Saved data entries:
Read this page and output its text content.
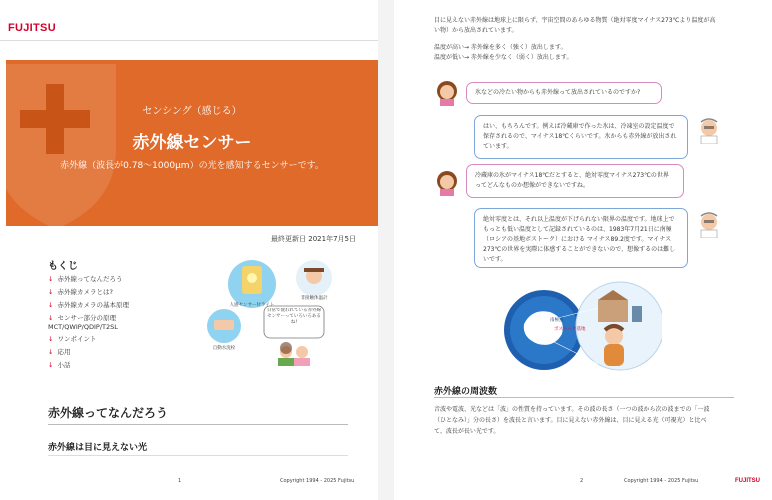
FUJITSU
センシング（感じる）
赤外線センサー
赤外線（波長が0.78〜1000μm）の光を感知するセンサーです。
最終更新日 2021年7月5日
もくじ
↓ 赤外線ってなんだろう
↓ 赤外線カメラとは?
↓ 赤外線カメラの基本原理
↓ センサー部分の原理
MCT/QWIP/QDIP/T2SL
↓ ワンポイント
↓ 応用
↓ 小話
人感センサー付ライト
非接触体温計
自動水洗栓
日常で使われている赤外線センサーっていろいろあるね!
赤外線ってなんだろう
赤外線は目に見えない光
1	Copyright 1994 - 2025 Fujitsu
目に見えない赤外線は地球上に限らず、宇宙空間のあらゆる物質（絶対零度マイナス273℃より温度が高
い物）から放出されています。
温度が高い→ 赤外線を多く（強く）放出します。
温度が低い→ 赤外線を少なく（弱く）放出します。
氷などの冷たい物からも赤外線って放出されているのですか?
はい、もちろんです。例えば冷蔵庫で作った氷は、冷凍室の設定温度で
保存されるので、マイナス18℃くらいです。氷からも赤外線が放出され
ています。
冷蔵庫の氷がマイナス18℃だとすると、絶対零度マイナス273℃の世界
ってどんなものか想像ができないですね。
絶対零度とは、それ以上温度が下げられない限界の温度です。地球上で
もっとも低い温度として記録されているのは、1983年7月21日に南極
（ロシアの基地ボストーク）における マイナス89.2度です。マイナス
273℃の世界を実際に体感することができないので、想像するのは難し
いです。
南極点
ボストーク基地
赤外線の周波数
音波や電波、光などは「波」の性質を持っています。その波の長さ（一つの波から次の波までの「一波
（ひとなみ）」分の長さ）を波長と言います。目に見えない赤外線は、目に見える光（可視光）と比べ
て、波長が長い光です。
2	Copyright 1994 - 2025 Fujitsu	FUJITSU
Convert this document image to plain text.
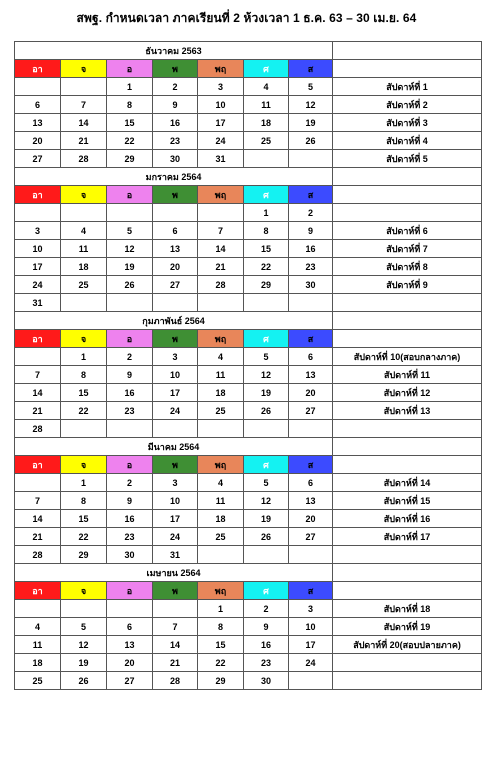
สพฐ. กำหนดเวลา ภาคเรียนที่ 2 ห้วงเวลา 1 ธ.ค. 63 – 30 เม.ย. 64
ธันวาคม 2563							
อา	จ	อ	พ	พฤ	ศ	ส	
		1	2	3	4	5	สัปดาห์ที่ 1
6	7	8	9	10	11	12	สัปดาห์ที่ 2
13	14	15	16	17	18	19	สัปดาห์ที่ 3
20	21	22	23	24	25	26	สัปดาห์ที่ 4
27	28	29	30	31			สัปดาห์ที่ 5
มกราคม 2564							
อา	จ	อ	พ	พฤ	ศ	ส	
					1	2	
3	4	5	6	7	8	9	สัปดาห์ที่ 6
10	11	12	13	14	15	16	สัปดาห์ที่ 7
17	18	19	20	21	22	23	สัปดาห์ที่ 8
24	25	26	27	28	29	30	สัปดาห์ที่ 9
31							
กุมภาพันธ์ 2564							
อา	จ	อ	พ	พฤ	ศ	ส	
	1	2	3	4	5	6	สัปดาห์ที่ 10(สอบกลางภาค)
7	8	9	10	11	12	13	สัปดาห์ที่ 11
14	15	16	17	18	19	20	สัปดาห์ที่ 12
21	22	23	24	25	26	27	สัปดาห์ที่ 13
28							
มีนาคม 2564							
อา	จ	อ	พ	พฤ	ศ	ส	
	1	2	3	4	5	6	สัปดาห์ที่ 14
7	8	9	10	11	12	13	สัปดาห์ที่ 15
14	15	16	17	18	19	20	สัปดาห์ที่ 16
21	22	23	24	25	26	27	สัปดาห์ที่ 17
28	29	30	31				
เมษายน 2564							
อา	จ	อ	พ	พฤ	ศ	ส	
				1	2	3	สัปดาห์ที่ 18
4	5	6	7	8	9	10	สัปดาห์ที่ 19
11	12	13	14	15	16	17	สัปดาห์ที่ 20(สอบปลายภาค)
18	19	20	21	22	23	24	
25	26	27	28	29	30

Goal
Looking at the data above, show all lines where the word "text" occurs.

Expected output
Read this page and output its text content.
Convert this document image to plain text.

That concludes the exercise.